## DIRECTION
Using the listing below, please gather every line containing the word "Предпочитаешь".

Entries from a visual dataset:
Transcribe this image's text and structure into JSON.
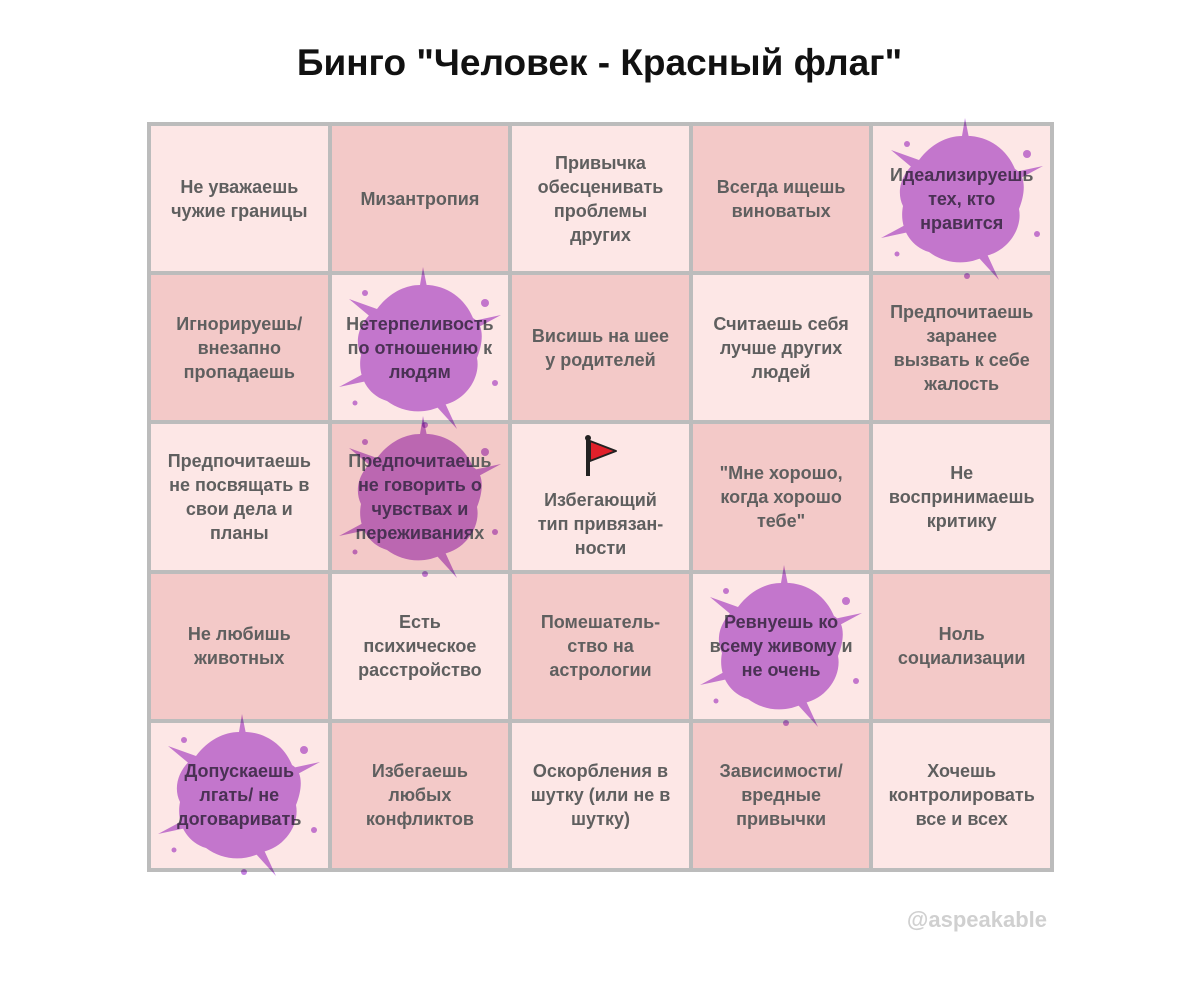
{
  "title": "Бинго \"Человек - Красный флаг\"",
  "watermark": "@aspeakable",
  "colors": {
    "cell_light": "#fde7e6",
    "cell_dark": "#f3c9c8",
    "splat": "#c077e0",
    "border": "#bcbcbc",
    "flag": "#e0202a"
  },
  "cells": [
    {
      "text": "Не уважаешь\nчужие границы",
      "marked": false
    },
    {
      "text": "Мизантропия",
      "marked": false
    },
    {
      "text": "Привычка\nобесценивать\nпроблемы\nдругих",
      "marked": false
    },
    {
      "text": "Всегда ищешь\nвиноватых",
      "marked": false
    },
    {
      "text": "Идеализируешь\nтех, кто\nнравится",
      "marked": true
    },
    {
      "text": "Игнорируешь/\nвнезапно\nпропадаешь",
      "marked": false
    },
    {
      "text": "Нетерпеливость\nпо отношению к\nлюдям",
      "marked": true
    },
    {
      "text": "Висишь на шее\nу родителей",
      "marked": false
    },
    {
      "text": "Считаешь себя\nлучше других\nлюдей",
      "marked": false
    },
    {
      "text": "Предпочитаешь\nзаранее\nвызвать к себе\nжалость",
      "marked": false
    },
    {
      "text": "Предпочитаешь\nне посвящать в\nсвои дела и\nпланы",
      "marked": false
    },
    {
      "text": "Предпочитаешь\nне говорить о\nчувствах и\nпереживаниях",
      "marked": true
    },
    {
      "text": "Избегающий\nтип привязан-\nности",
      "marked": false,
      "icon": "red-flag-icon"
    },
    {
      "text": "\"Мне хорошо,\nкогда хорошо\nтебе\"",
      "marked": false
    },
    {
      "text": "Не\nвоспринимаешь\nкритику",
      "marked": false
    },
    {
      "text": "Не любишь\nживотных",
      "marked": false
    },
    {
      "text": "Есть\nпсихическое\nрасстройство",
      "marked": false
    },
    {
      "text": "Помешатель-\nство на\nастрологии",
      "marked": false
    },
    {
      "text": "Ревнуешь ко\nвсему живому и\nне очень",
      "marked": true
    },
    {
      "text": "Ноль\nсоциализации",
      "marked": false
    },
    {
      "text": "Допускаешь\nлгать/ не\nдоговаривать",
      "marked": true
    },
    {
      "text": "Избегаешь\nлюбых\nконфликтов",
      "marked": false
    },
    {
      "text": "Оскорбления в\nшутку (или не в\nшутку)",
      "marked": false
    },
    {
      "text": "Зависимости/\nвредные\nпривычки",
      "marked": false
    },
    {
      "text": "Хочешь\nконтролировать\nвсе и всех",
      "marked": false
    }
  ]
}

## THE RESPONSE
      "text": "Предпочитаешь\nзаранее\nвызвать к себе\nжалость",
      "text": "Предпочитаешь\nне посвящать в\nсвои дела и\nпланы",
      "text": "Предпочитаешь\nне говорить о\nчувствах и\nпереживаниях",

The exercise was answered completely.